- What is required:
Every line below is to be quoted exactly, with nothing added or dropped.

Records contained in a dataset:
## BEGIN
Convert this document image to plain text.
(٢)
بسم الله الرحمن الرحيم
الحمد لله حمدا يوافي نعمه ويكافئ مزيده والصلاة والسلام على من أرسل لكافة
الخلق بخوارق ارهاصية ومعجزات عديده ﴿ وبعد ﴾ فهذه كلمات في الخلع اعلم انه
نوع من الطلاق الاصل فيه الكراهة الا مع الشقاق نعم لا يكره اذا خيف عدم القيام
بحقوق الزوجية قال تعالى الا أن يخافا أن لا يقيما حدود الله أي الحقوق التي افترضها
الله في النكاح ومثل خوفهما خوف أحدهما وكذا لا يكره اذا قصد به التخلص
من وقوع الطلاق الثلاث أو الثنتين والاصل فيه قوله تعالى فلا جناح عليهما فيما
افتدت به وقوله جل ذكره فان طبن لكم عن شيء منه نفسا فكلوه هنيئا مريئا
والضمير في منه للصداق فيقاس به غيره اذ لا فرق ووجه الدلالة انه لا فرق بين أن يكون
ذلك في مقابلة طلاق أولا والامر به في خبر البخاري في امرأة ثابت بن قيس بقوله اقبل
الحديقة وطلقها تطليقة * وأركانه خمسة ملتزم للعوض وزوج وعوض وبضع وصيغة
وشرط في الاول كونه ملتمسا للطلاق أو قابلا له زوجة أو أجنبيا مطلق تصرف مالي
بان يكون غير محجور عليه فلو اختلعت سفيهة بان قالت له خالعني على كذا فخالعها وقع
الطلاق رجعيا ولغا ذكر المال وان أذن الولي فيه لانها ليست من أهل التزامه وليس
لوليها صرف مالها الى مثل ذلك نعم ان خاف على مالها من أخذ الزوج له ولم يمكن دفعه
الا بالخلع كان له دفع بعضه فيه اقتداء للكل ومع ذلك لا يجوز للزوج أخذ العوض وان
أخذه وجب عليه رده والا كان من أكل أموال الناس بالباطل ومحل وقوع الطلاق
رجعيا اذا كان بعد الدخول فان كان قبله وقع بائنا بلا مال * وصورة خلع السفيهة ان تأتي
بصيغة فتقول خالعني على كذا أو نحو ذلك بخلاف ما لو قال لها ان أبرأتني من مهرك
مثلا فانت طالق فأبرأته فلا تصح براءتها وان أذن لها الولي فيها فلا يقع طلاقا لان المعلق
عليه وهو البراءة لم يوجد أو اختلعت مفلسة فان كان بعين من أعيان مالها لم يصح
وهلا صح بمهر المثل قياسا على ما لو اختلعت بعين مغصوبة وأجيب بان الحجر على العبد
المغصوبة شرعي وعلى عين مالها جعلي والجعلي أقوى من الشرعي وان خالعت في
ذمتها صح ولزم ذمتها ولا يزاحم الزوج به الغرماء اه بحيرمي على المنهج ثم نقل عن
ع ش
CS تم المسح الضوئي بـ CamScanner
## END
- Solution:
Convert this document image to plain text.
(٢)
بسم الله الرحمن الرحيم
الحمد لله حمدا يوافي نعمه ويكافئ مزيده والصلاة والسلام على من أرسل لكافة
الخلق بخوارق ارهاصية ومعجزات عديده ﴿ وبعد ﴾ فهذه كلمات في الخلع اعلم انه
نوع من الطلاق الاصل فيه الكراهة الا مع الشقاق نعم لا يكره اذا خيف عدم القيام
بحقوق الزوجية قال تعالى الا أن يخافا أن لا يقيما حدود الله أي الحقوق التي افترضها
الله في النكاح ومثل خوفهما خوف أحدهما وكذا لا يكره اذا قصد به التخلص
من وقوع الطلاق الثلاث أو الثنتين والاصل فيه قوله تعالى فلا جناح عليهما فيما
افتدت به وقوله جل ذكره فان طبن لكم عن شيء منه نفسا فكلوه هنيئا مريئا
والضمير في منه للصداق فيقاس به غيره اذ لا فرق ووجه الدلالة انه لا فرق بين أن يكون
ذلك في مقابلة طلاق أولا والامر به في خبر البخاري في امرأة ثابت بن قيس بقوله اقبل
الحديقة وطلقها تطليقة * وأركانه خمسة ملتزم للعوض وزوج وعوض وبضع وصيغة
وشرط في الاول كونه ملتمسا للطلاق أو قابلا له زوجة أو أجنبيا مطلق تصرف مالي
بان يكون غير محجور عليه فلو اختلعت سفيهة بان قالت له خالعني على كذا فخالعها وقع
الطلاق رجعيا ولغا ذكر المال وان أذن الولي فيه لانها ليست من أهل التزامه وليس
لوليها صرف مالها الى مثل ذلك نعم ان خاف على مالها من أخذ الزوج له ولم يمكن دفعه
الا بالخلع كان له دفع بعضه فيه اقتداء للكل ومع ذلك لا يجوز للزوج أخذ العوض وان
أخذه وجب عليه رده والا كان من أكل أموال الناس بالباطل ومحل وقوع الطلاق
رجعيا اذا كان بعد الدخول فان كان قبله وقع بائنا بلا مال * وصورة خلع السفيهة ان تأتي
بصيغة فتقول خالعني على كذا أو نحو ذلك بخلاف ما لو قال لها ان أبرأتني من مهرك
مثلا فانت طالق فأبرأته فلا تصح براءتها وان أذن لها الولي فيها فلا يقع طلاقا لان المعلق
عليه وهو البراءة لم يوجد أو اختلعت مفلسة فان كان بعين من أعيان مالها لم يصح
وهلا صح بمهر المثل قياسا على ما لو اختلعت بعين مغصوبة وأجيب بان الحجر على العبد
المغصوبة شرعي وعلى عين مالها جعلي والجعلي أقوى من الشرعي وان خالعت في
ذمتها صح ولزم ذمتها ولا يزاحم الزوج به الغرماء اه بحيرمي على المنهج ثم نقل عن
ع ش
CS تم المسح الضوئي بـ CamScanner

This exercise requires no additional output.